Spatial layout data:
╭──

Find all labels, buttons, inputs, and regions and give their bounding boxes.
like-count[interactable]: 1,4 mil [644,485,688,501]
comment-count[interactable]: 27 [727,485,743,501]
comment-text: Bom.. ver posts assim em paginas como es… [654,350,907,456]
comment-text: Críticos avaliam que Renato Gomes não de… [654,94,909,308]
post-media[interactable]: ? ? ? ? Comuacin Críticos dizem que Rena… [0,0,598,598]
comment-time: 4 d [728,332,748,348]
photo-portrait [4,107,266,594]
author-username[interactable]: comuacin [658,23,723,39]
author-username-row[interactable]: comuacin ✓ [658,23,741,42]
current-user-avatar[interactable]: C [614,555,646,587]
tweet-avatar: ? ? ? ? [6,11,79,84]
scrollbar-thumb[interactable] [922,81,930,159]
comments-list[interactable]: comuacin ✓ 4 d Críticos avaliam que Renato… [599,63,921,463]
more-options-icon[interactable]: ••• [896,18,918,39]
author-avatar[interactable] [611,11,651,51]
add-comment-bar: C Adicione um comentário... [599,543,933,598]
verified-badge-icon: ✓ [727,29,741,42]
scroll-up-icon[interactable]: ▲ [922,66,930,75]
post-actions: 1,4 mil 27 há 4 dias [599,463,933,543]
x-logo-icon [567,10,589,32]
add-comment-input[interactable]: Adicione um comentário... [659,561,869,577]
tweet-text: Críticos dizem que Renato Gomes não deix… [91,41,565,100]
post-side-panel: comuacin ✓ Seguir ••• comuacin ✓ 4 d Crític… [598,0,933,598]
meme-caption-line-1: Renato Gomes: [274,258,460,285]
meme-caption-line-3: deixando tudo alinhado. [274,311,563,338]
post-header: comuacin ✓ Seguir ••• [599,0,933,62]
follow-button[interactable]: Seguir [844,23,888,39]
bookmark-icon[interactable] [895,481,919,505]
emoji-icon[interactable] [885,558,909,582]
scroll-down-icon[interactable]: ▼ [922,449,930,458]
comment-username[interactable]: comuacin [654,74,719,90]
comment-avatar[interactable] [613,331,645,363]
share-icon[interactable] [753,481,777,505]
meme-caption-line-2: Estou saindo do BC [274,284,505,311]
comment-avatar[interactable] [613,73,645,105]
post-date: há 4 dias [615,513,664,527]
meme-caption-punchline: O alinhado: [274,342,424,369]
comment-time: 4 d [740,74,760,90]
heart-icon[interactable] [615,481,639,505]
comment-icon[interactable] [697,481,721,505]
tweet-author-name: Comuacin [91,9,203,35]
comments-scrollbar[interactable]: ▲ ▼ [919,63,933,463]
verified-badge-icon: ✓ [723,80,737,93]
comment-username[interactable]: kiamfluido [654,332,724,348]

╰──

### REQUIRED TASK
Quote the listing from its first line through the line that contains "tweet-text: Críticos dizem", with both of those lines included.

### EXERCISE OUTPUT
Find all labels, buttons, inputs, and regions and give their bounding boxes.
like-count[interactable]: 1,4 mil [644,485,688,501]
comment-count[interactable]: 27 [727,485,743,501]
comment-text: Bom.. ver posts assim em paginas como es… [654,350,907,456]
comment-text: Críticos avaliam que Renato Gomes não de… [654,94,909,308]
post-media[interactable]: ? ? ? ? Comuacin Críticos dizem que Rena… [0,0,598,598]
comment-time: 4 d [728,332,748,348]
photo-portrait [4,107,266,594]
author-username[interactable]: comuacin [658,23,723,39]
author-username-row[interactable]: comuacin ✓ [658,23,741,42]
current-user-avatar[interactable]: C [614,555,646,587]
tweet-avatar: ? ? ? ? [6,11,79,84]
scrollbar-thumb[interactable] [922,81,930,159]
comments-list[interactable]: comuacin ✓ 4 d Críticos avaliam que Renato… [599,63,921,463]
more-options-icon[interactable]: ••• [896,18,918,39]
author-avatar[interactable] [611,11,651,51]
add-comment-bar: C Adicione um comentário... [599,543,933,598]
verified-badge-icon: ✓ [727,29,741,42]
scroll-up-icon[interactable]: ▲ [922,66,930,75]
post-actions: 1,4 mil 27 há 4 dias [599,463,933,543]
x-logo-icon [567,10,589,32]
add-comment-input[interactable]: Adicione um comentário... [659,561,869,577]
tweet-text: Críticos dizem que Renato Gomes não deix… [91,41,565,100]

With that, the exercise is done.